Pull every line with the word "name" out of the entries below.

Lines of data

====================

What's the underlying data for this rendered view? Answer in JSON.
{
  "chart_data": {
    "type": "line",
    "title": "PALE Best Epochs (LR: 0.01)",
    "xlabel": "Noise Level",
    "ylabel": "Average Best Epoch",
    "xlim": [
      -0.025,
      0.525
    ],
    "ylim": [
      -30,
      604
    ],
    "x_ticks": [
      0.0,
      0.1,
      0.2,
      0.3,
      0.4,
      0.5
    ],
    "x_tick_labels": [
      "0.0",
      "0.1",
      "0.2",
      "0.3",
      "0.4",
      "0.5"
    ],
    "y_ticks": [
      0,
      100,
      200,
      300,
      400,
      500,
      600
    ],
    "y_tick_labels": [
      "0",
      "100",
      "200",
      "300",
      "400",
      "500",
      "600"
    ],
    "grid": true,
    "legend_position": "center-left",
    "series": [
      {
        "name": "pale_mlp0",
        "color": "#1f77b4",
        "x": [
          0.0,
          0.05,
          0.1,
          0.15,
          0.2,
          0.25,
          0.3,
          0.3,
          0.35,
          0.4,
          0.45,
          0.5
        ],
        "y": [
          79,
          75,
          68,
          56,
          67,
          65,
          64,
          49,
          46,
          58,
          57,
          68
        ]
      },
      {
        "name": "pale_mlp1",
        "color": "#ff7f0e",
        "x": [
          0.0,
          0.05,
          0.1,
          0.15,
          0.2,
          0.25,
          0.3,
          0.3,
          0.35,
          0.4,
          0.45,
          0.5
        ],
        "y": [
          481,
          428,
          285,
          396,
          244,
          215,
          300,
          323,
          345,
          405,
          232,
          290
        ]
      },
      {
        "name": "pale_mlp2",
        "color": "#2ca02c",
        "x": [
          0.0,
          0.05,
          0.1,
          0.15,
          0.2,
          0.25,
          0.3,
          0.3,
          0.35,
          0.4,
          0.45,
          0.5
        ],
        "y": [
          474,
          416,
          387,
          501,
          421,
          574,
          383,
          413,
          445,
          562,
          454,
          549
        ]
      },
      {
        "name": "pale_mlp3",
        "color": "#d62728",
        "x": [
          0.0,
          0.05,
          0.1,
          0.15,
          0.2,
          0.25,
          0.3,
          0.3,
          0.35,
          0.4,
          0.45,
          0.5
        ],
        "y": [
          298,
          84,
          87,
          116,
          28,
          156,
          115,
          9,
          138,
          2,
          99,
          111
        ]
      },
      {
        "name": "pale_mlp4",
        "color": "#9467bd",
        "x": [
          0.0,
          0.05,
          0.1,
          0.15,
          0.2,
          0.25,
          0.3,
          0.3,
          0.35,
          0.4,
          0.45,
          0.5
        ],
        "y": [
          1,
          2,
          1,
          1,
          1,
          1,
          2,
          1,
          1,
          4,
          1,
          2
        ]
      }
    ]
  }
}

====================

§ **COMPLETE OUTPUT**:
        "name": "pale_mlp0",
        "name": "pale_mlp1",
        "name": "pale_mlp2",
        "name": "pale_mlp3",
        "name": "pale_mlp4",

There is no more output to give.